● Written instruction: What is the number of lines in the data that hold the string "Users"? Reply with that number only.

● Data supplied:

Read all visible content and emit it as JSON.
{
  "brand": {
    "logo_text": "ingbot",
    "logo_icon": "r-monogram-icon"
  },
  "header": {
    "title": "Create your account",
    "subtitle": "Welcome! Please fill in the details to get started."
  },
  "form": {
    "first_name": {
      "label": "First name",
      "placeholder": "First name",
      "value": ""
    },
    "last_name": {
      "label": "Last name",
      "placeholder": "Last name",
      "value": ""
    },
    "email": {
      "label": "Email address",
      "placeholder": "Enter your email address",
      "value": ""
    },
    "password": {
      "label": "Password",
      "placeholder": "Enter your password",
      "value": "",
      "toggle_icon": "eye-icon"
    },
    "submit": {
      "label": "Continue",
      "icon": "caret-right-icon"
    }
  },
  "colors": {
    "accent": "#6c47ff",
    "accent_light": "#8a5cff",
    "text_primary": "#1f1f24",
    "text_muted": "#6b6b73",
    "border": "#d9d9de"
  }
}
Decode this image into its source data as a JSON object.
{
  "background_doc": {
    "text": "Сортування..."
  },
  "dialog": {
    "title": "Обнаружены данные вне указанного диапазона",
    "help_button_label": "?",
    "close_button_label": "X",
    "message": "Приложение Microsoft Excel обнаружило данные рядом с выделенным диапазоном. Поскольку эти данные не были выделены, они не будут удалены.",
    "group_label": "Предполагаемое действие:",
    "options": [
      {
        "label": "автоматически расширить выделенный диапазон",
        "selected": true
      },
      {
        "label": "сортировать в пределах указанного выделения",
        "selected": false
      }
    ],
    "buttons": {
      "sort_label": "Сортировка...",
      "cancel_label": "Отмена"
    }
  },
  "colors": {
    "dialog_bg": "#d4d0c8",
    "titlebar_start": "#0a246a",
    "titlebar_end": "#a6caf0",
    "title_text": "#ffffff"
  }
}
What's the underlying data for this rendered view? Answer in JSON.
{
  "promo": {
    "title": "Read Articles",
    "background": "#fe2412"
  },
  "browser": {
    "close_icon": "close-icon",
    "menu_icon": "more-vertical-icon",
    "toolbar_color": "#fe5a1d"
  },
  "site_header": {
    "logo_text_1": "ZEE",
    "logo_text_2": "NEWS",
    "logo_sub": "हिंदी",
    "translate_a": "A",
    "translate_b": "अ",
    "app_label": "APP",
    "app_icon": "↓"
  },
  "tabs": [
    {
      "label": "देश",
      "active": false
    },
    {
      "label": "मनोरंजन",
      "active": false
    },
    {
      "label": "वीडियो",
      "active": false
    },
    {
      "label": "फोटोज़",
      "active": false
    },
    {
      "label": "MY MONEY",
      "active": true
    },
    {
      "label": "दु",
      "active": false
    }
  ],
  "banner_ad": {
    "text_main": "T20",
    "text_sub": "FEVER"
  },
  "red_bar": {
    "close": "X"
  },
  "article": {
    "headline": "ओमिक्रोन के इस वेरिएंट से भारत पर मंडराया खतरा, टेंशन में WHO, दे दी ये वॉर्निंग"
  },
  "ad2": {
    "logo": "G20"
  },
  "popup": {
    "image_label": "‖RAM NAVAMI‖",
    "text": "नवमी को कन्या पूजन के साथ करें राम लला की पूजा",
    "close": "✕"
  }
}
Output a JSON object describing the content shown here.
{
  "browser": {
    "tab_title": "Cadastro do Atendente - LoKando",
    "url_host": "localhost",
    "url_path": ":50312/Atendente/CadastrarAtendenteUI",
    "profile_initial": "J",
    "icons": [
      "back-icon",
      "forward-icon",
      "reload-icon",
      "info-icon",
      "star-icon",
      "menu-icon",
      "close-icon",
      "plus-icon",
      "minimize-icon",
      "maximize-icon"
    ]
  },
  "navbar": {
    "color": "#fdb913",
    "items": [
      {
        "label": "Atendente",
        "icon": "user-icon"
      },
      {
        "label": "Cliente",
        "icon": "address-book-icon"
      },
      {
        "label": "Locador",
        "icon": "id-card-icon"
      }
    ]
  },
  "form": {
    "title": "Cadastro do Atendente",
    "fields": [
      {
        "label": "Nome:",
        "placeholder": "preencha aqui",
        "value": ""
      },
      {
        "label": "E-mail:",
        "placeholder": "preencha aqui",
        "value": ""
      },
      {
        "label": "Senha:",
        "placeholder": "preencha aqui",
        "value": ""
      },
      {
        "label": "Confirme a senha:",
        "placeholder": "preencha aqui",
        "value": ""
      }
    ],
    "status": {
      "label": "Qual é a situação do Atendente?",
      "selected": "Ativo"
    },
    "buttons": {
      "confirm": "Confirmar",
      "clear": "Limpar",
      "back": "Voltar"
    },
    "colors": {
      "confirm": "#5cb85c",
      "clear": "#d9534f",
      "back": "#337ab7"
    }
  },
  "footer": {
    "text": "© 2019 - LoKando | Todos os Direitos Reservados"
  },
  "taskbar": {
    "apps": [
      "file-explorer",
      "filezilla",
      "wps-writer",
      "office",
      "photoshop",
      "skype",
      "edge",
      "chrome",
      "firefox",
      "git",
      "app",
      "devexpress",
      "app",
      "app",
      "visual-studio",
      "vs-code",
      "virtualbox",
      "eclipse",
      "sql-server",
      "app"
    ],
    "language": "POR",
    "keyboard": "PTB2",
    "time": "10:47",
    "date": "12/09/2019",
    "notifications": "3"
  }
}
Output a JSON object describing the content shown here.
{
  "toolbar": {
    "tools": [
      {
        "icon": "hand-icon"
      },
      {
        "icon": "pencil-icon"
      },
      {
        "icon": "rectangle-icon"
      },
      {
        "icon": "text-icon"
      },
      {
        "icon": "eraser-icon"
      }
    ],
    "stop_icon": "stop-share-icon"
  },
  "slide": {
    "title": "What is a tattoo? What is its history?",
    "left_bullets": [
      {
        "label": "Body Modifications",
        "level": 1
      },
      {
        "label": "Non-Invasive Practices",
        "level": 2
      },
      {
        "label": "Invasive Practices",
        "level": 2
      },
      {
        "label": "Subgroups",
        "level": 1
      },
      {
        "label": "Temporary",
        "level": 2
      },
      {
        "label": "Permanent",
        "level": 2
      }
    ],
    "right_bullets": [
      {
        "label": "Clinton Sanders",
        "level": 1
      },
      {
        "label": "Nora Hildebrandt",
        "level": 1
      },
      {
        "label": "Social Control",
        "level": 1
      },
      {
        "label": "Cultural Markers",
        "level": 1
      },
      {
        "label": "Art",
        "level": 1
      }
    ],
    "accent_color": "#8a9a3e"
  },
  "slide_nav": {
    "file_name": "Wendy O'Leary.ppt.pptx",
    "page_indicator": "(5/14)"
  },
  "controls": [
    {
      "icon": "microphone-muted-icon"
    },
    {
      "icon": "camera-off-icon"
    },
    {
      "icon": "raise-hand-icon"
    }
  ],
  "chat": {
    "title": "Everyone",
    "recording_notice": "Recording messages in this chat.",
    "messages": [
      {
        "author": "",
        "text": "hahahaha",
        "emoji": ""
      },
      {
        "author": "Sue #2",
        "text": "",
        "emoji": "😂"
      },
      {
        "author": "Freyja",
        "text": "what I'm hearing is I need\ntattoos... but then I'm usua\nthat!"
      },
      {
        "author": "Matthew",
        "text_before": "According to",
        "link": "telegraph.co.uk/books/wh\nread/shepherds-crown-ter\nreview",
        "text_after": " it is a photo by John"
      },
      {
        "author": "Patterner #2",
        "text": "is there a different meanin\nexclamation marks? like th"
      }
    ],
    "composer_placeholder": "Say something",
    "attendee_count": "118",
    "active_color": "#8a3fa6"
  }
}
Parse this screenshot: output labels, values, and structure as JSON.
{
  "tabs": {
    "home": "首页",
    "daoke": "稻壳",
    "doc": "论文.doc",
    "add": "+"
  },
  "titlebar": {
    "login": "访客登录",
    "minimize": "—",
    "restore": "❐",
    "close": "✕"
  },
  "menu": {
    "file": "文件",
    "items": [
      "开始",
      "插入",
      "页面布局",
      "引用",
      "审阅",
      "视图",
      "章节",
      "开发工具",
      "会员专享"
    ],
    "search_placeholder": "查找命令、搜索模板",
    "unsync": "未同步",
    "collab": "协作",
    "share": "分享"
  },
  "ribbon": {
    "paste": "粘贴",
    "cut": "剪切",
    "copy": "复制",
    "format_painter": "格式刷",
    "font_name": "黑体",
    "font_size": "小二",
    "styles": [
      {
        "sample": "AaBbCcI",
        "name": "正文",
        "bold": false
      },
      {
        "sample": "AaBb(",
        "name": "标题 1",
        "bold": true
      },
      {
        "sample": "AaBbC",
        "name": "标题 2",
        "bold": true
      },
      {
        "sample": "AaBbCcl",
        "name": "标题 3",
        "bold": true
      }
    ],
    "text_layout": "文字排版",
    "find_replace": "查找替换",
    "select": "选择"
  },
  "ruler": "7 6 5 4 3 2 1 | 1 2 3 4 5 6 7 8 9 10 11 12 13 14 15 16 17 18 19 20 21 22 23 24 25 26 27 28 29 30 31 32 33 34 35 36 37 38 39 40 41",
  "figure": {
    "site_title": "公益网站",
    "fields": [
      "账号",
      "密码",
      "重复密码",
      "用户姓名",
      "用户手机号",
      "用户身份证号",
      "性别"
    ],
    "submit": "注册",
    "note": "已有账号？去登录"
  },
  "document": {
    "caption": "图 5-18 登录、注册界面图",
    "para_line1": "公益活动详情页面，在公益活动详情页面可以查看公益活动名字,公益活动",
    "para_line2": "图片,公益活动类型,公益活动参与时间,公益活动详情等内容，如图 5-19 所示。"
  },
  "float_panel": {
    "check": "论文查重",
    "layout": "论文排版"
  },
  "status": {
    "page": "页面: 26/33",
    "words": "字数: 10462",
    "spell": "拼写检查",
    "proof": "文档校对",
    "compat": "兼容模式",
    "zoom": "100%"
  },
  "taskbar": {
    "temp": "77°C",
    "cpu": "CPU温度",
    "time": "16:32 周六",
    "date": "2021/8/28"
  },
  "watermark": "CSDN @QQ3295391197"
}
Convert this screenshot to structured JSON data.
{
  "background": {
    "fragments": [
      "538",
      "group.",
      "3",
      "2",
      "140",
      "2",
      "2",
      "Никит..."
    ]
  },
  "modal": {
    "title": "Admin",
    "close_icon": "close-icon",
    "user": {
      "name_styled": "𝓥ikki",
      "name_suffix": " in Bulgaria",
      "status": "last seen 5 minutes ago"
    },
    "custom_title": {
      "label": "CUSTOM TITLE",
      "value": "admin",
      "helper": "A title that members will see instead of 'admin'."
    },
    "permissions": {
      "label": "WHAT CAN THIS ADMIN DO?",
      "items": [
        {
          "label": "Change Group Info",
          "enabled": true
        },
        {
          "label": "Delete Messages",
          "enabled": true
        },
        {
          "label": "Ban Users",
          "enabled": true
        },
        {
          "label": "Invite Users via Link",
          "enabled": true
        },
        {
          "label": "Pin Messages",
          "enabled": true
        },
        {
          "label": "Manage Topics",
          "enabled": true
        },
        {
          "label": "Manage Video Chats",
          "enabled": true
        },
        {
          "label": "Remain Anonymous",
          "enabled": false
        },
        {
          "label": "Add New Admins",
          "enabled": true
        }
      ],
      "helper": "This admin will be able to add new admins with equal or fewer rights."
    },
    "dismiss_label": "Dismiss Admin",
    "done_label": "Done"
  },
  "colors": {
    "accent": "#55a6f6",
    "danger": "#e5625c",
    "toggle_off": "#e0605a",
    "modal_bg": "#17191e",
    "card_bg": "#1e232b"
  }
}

● Exercise answer: 2